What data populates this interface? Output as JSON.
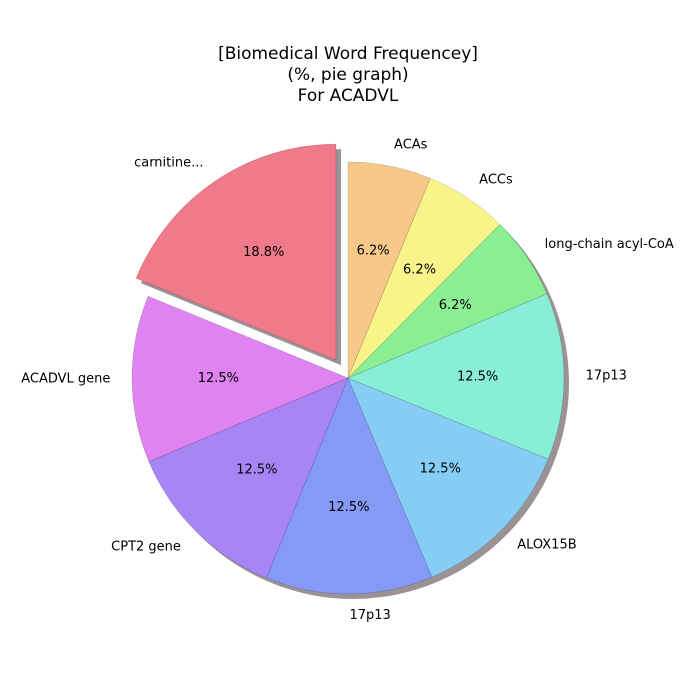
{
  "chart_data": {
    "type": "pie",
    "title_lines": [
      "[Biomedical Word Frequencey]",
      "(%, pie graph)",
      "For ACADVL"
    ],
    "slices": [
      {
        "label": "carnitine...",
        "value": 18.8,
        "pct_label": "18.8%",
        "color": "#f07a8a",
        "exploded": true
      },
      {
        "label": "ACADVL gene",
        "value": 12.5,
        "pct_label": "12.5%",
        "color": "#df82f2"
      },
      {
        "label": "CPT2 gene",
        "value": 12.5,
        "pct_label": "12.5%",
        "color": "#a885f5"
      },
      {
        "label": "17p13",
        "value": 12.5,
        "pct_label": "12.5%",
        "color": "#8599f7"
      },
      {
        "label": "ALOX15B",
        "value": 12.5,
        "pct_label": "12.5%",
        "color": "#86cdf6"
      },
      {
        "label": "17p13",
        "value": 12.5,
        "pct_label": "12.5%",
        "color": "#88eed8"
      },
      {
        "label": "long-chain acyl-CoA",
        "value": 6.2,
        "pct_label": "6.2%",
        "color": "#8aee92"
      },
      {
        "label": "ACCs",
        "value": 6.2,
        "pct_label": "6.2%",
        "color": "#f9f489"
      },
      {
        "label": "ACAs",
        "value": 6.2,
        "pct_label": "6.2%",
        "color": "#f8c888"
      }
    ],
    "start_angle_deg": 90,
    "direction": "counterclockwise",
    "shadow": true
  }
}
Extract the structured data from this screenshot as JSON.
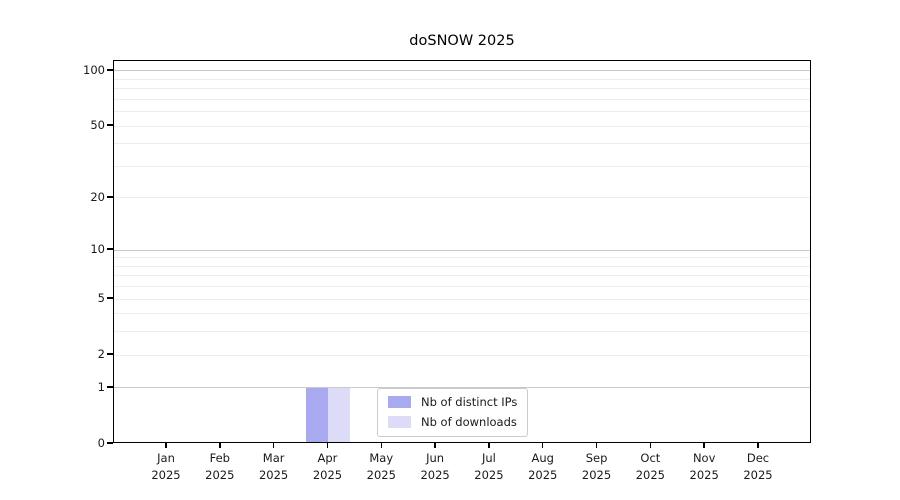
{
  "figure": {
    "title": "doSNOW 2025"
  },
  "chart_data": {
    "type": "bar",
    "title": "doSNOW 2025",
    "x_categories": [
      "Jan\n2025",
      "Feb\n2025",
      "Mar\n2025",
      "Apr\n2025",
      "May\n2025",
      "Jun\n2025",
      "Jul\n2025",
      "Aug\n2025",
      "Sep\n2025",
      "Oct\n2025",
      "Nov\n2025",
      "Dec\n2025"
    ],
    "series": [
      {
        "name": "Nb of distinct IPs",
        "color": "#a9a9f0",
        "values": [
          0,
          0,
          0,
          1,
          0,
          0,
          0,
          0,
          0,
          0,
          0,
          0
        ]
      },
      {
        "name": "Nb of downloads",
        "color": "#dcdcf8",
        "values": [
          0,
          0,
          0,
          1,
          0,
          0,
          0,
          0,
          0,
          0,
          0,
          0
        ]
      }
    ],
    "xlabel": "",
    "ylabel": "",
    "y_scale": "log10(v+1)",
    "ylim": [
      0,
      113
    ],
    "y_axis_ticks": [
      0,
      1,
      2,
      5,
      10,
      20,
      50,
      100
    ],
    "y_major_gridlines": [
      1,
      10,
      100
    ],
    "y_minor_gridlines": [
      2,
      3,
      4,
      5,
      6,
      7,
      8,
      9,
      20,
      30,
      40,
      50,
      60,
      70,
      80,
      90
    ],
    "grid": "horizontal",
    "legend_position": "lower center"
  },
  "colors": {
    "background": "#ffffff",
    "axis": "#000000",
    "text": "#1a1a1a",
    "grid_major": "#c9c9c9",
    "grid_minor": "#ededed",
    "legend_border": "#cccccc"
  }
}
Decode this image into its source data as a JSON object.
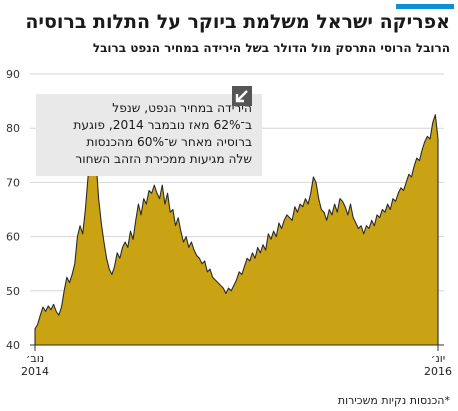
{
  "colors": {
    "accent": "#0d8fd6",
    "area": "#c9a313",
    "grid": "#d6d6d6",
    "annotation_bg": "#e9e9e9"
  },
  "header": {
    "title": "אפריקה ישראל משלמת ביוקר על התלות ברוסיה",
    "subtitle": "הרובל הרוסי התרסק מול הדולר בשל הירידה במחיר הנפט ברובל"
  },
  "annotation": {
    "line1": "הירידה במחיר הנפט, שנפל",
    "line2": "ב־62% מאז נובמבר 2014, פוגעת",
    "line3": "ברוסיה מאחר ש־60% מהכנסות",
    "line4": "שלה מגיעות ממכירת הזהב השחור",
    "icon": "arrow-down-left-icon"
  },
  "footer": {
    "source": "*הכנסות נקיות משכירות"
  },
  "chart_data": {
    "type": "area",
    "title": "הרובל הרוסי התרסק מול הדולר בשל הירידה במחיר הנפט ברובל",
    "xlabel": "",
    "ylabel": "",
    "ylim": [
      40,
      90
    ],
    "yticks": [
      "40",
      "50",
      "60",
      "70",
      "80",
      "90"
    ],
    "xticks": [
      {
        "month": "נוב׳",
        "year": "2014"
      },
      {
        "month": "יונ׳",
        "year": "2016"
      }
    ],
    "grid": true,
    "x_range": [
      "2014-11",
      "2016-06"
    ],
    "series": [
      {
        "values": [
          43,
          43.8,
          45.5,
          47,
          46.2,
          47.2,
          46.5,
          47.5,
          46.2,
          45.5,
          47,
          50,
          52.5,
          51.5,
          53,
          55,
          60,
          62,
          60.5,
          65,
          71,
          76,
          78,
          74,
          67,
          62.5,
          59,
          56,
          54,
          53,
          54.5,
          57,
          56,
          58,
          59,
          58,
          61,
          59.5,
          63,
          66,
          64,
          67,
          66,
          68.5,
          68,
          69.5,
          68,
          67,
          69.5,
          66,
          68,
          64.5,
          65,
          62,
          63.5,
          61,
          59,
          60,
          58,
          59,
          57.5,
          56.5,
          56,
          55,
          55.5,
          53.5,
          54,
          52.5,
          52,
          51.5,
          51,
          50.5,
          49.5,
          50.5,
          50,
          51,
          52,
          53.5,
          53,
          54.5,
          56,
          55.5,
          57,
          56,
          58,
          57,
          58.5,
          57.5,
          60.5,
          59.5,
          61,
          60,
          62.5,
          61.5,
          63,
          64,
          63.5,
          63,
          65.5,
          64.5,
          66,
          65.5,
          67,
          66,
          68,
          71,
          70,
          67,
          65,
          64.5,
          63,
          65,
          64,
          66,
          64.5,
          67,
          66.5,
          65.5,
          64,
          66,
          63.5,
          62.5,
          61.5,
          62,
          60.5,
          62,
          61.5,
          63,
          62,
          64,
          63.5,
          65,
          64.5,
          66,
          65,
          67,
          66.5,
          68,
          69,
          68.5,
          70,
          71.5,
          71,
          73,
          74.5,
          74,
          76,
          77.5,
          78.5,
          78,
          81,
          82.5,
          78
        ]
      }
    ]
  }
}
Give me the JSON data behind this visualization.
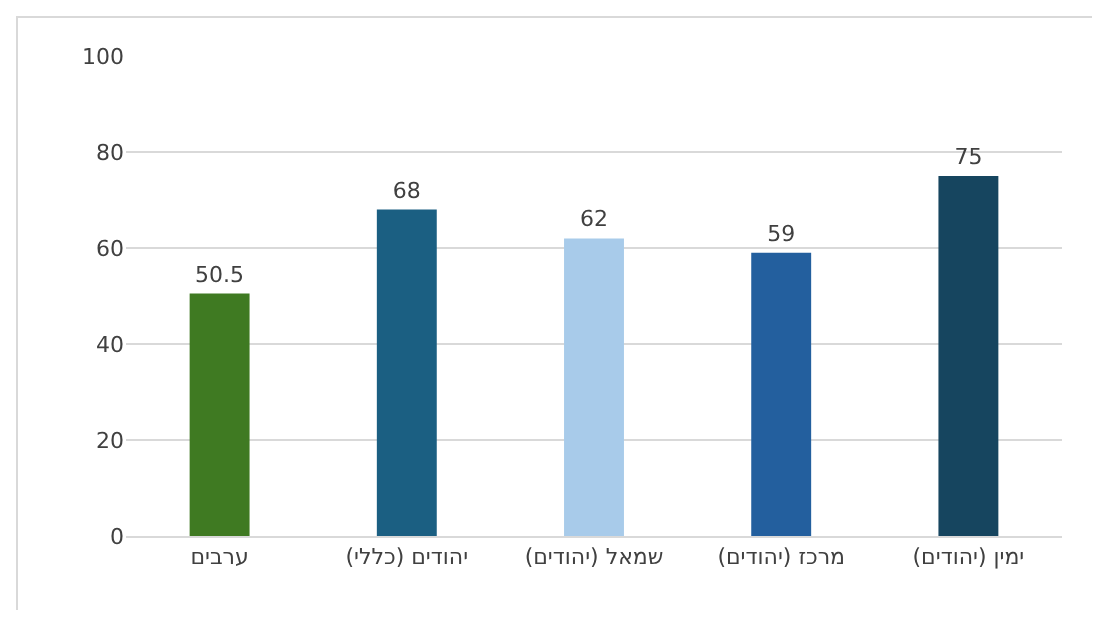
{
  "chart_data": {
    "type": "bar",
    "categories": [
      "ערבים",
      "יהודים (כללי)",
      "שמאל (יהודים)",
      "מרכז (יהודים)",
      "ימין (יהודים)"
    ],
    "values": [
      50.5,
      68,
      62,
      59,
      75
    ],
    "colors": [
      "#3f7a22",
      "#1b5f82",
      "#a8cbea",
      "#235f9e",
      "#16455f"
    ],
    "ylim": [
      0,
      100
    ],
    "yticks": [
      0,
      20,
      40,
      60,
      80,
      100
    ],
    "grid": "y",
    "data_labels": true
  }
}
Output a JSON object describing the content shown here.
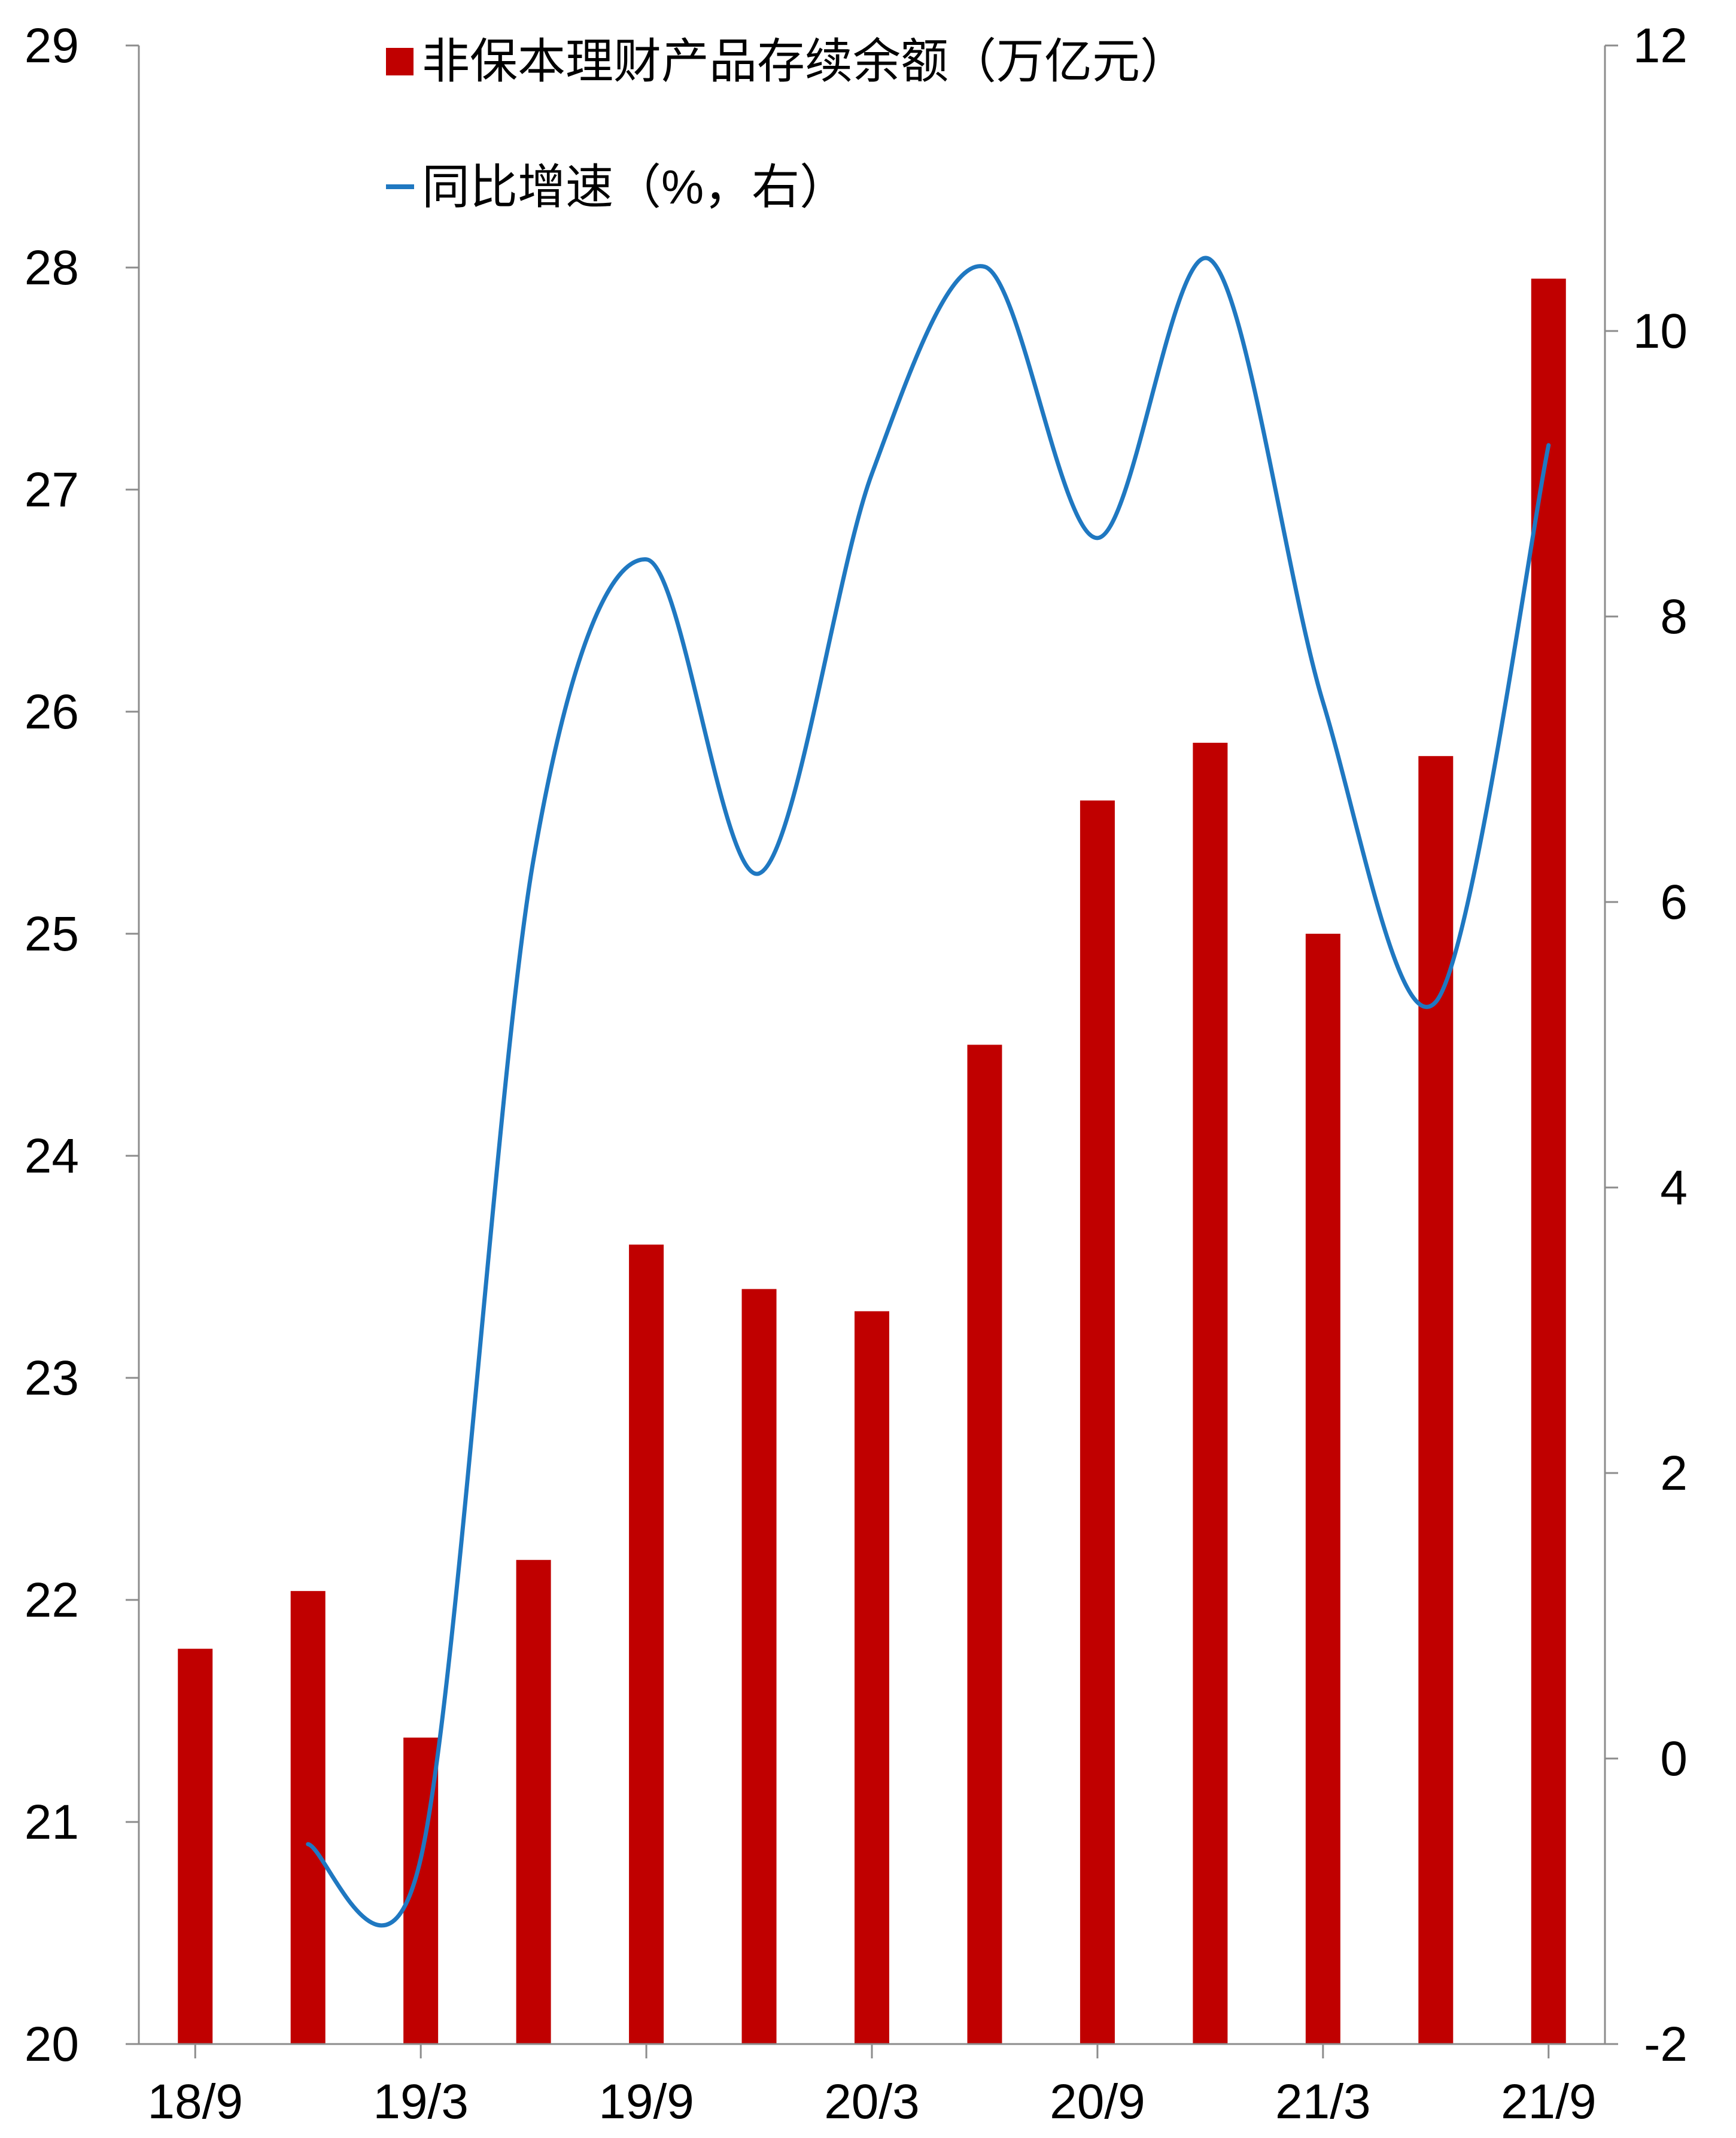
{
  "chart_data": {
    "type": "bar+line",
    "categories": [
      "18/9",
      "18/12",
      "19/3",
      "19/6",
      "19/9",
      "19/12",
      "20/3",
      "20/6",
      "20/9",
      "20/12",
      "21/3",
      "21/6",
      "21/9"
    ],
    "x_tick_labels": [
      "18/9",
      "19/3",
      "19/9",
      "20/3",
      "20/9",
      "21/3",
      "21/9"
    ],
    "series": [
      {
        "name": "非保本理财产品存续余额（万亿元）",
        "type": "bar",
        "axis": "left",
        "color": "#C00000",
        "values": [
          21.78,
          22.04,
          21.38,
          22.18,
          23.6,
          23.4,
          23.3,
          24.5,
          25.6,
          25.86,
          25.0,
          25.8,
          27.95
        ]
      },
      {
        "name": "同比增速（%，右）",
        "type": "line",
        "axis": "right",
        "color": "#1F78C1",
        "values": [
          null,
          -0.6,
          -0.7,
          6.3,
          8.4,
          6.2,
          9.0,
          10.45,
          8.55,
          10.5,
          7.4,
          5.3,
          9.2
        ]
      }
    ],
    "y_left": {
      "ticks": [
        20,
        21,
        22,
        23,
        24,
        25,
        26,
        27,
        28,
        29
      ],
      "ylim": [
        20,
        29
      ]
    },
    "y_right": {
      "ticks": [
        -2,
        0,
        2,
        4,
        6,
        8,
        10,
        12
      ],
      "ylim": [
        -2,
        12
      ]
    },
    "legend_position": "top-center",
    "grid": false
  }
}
-*-
Extract each line holding the string "object".

Task output —
Decode this image into its source data as a JSON object.
Output a JSON object describing the content shown here.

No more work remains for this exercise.